* **EXERCISE PROMPT**
Read the data and repeat all of it exactly.

## begin

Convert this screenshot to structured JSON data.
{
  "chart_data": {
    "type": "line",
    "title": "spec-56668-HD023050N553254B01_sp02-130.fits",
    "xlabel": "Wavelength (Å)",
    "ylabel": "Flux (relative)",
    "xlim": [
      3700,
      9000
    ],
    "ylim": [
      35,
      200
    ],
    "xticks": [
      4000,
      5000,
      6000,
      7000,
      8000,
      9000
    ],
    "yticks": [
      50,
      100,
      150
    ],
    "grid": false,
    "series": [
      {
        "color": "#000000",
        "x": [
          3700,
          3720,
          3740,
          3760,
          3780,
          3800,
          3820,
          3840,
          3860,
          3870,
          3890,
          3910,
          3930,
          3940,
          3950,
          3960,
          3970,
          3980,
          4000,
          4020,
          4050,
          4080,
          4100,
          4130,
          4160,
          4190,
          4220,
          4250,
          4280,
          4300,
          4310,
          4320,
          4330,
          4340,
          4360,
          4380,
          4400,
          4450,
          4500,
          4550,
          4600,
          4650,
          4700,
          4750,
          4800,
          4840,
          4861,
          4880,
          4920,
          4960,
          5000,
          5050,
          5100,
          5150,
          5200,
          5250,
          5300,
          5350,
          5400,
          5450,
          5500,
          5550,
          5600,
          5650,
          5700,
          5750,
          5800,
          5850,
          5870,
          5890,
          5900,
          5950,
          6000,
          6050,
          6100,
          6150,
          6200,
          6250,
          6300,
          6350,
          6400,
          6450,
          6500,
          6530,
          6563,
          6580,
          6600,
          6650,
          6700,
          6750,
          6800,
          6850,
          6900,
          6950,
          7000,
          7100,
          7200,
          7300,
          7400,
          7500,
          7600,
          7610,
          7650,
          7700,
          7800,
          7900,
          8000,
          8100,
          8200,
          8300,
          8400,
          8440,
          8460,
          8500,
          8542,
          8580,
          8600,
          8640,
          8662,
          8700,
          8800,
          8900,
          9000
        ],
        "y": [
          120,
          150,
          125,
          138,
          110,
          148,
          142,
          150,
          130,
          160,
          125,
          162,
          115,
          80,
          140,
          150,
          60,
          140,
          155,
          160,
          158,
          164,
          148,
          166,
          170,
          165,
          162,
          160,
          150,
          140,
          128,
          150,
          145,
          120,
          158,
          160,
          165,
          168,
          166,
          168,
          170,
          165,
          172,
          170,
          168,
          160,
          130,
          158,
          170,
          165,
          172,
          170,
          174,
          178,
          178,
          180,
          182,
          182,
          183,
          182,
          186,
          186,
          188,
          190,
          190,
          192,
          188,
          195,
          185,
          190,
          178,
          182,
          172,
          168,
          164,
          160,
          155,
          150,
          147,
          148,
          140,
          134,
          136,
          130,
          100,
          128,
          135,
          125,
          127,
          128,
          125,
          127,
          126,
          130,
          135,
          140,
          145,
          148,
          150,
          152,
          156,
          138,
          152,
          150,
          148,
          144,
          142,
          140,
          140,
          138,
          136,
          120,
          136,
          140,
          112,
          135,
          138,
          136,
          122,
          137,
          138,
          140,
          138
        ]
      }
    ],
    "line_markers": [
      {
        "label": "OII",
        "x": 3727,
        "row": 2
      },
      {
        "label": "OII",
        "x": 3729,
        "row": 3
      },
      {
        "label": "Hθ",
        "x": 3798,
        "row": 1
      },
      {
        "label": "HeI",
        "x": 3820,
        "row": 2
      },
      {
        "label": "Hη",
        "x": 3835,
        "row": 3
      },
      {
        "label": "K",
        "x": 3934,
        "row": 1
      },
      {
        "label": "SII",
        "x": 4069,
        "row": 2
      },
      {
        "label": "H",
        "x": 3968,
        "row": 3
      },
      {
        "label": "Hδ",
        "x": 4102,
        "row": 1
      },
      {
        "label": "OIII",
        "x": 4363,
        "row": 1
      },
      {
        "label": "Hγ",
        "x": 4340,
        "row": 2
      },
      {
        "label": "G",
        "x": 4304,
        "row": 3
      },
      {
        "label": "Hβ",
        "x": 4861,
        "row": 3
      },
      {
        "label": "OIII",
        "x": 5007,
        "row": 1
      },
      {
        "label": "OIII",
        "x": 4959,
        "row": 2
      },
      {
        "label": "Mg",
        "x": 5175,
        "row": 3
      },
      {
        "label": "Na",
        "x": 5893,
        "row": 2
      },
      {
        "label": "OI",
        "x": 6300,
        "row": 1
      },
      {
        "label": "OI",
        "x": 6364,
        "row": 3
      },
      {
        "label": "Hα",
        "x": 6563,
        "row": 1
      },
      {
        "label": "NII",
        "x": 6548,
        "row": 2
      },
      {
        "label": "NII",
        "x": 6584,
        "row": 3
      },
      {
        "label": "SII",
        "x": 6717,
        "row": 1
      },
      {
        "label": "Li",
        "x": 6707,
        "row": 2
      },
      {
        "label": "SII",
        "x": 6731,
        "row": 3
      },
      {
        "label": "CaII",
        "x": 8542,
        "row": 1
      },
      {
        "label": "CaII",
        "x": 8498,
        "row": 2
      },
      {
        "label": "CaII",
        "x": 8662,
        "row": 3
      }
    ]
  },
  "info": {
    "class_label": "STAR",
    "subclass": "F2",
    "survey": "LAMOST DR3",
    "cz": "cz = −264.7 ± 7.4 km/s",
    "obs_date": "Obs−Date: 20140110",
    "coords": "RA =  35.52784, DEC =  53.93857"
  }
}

## end

* **ANSWER FOR THIS EXERCISE**
Convert this screenshot to structured JSON data.
{
  "chart_data": {
    "type": "line",
    "title": "spec-56668-HD023050N553254B01_sp02-130.fits",
    "xlabel": "Wavelength (Å)",
    "ylabel": "Flux (relative)",
    "xlim": [
      3700,
      9000
    ],
    "ylim": [
      35,
      200
    ],
    "xticks": [
      4000,
      5000,
      6000,
      7000,
      8000,
      9000
    ],
    "yticks": [
      50,
      100,
      150
    ],
    "grid": false,
    "series": [
      {
        "color": "#000000",
        "x": [
          3700,
          3720,
          3740,
          3760,
          3780,
          3800,
          3820,
          3840,
          3860,
          3870,
          3890,
          3910,
          3930,
          3940,
          3950,
          3960,
          3970,
          3980,
          4000,
          4020,
          4050,
          4080,
          4100,
          4130,
          4160,
          4190,
          4220,
          4250,
          4280,
          4300,
          4310,
          4320,
          4330,
          4340,
          4360,
          4380,
          4400,
          4450,
          4500,
          4550,
          4600,
          4650,
          4700,
          4750,
          4800,
          4840,
          4861,
          4880,
          4920,
          4960,
          5000,
          5050,
          5100,
          5150,
          5200,
          5250,
          5300,
          5350,
          5400,
          5450,
          5500,
          5550,
          5600,
          5650,
          5700,
          5750,
          5800,
          5850,
          5870,
          5890,
          5900,
          5950,
          6000,
          6050,
          6100,
          6150,
          6200,
          6250,
          6300,
          6350,
          6400,
          6450,
          6500,
          6530,
          6563,
          6580,
          6600,
          6650,
          6700,
          6750,
          6800,
          6850,
          6900,
          6950,
          7000,
          7100,
          7200,
          7300,
          7400,
          7500,
          7600,
          7610,
          7650,
          7700,
          7800,
          7900,
          8000,
          8100,
          8200,
          8300,
          8400,
          8440,
          8460,
          8500,
          8542,
          8580,
          8600,
          8640,
          8662,
          8700,
          8800,
          8900,
          9000
        ],
        "y": [
          120,
          150,
          125,
          138,
          110,
          148,
          142,
          150,
          130,
          160,
          125,
          162,
          115,
          80,
          140,
          150,
          60,
          140,
          155,
          160,
          158,
          164,
          148,
          166,
          170,
          165,
          162,
          160,
          150,
          140,
          128,
          150,
          145,
          120,
          158,
          160,
          165,
          168,
          166,
          168,
          170,
          165,
          172,
          170,
          168,
          160,
          130,
          158,
          170,
          165,
          172,
          170,
          174,
          178,
          178,
          180,
          182,
          182,
          183,
          182,
          186,
          186,
          188,
          190,
          190,
          192,
          188,
          195,
          185,
          190,
          178,
          182,
          172,
          168,
          164,
          160,
          155,
          150,
          147,
          148,
          140,
          134,
          136,
          130,
          100,
          128,
          135,
          125,
          127,
          128,
          125,
          127,
          126,
          130,
          135,
          140,
          145,
          148,
          150,
          152,
          156,
          138,
          152,
          150,
          148,
          144,
          142,
          140,
          140,
          138,
          136,
          120,
          136,
          140,
          112,
          135,
          138,
          136,
          122,
          137,
          138,
          140,
          138
        ]
      }
    ],
    "line_markers": [
      {
        "label": "OII",
        "x": 3727,
        "row": 2
      },
      {
        "label": "OII",
        "x": 3729,
        "row": 3
      },
      {
        "label": "Hθ",
        "x": 3798,
        "row": 1
      },
      {
        "label": "HeI",
        "x": 3820,
        "row": 2
      },
      {
        "label": "Hη",
        "x": 3835,
        "row": 3
      },
      {
        "label": "K",
        "x": 3934,
        "row": 1
      },
      {
        "label": "SII",
        "x": 4069,
        "row": 2
      },
      {
        "label": "H",
        "x": 3968,
        "row": 3
      },
      {
        "label": "Hδ",
        "x": 4102,
        "row": 1
      },
      {
        "label": "OIII",
        "x": 4363,
        "row": 1
      },
      {
        "label": "Hγ",
        "x": 4340,
        "row": 2
      },
      {
        "label": "G",
        "x": 4304,
        "row": 3
      },
      {
        "label": "Hβ",
        "x": 4861,
        "row": 3
      },
      {
        "label": "OIII",
        "x": 5007,
        "row": 1
      },
      {
        "label": "OIII",
        "x": 4959,
        "row": 2
      },
      {
        "label": "Mg",
        "x": 5175,
        "row": 3
      },
      {
        "label": "Na",
        "x": 5893,
        "row": 2
      },
      {
        "label": "OI",
        "x": 6300,
        "row": 1
      },
      {
        "label": "OI",
        "x": 6364,
        "row": 3
      },
      {
        "label": "Hα",
        "x": 6563,
        "row": 1
      },
      {
        "label": "NII",
        "x": 6548,
        "row": 2
      },
      {
        "label": "NII",
        "x": 6584,
        "row": 3
      },
      {
        "label": "SII",
        "x": 6717,
        "row": 1
      },
      {
        "label": "Li",
        "x": 6707,
        "row": 2
      },
      {
        "label": "SII",
        "x": 6731,
        "row": 3
      },
      {
        "label": "CaII",
        "x": 8542,
        "row": 1
      },
      {
        "label": "CaII",
        "x": 8498,
        "row": 2
      },
      {
        "label": "CaII",
        "x": 8662,
        "row": 3
      }
    ]
  },
  "info": {
    "class_label": "STAR",
    "subclass": "F2",
    "survey": "LAMOST DR3",
    "cz": "cz = −264.7 ± 7.4 km/s",
    "obs_date": "Obs−Date: 20140110",
    "coords": "RA =  35.52784, DEC =  53.93857"
  }
}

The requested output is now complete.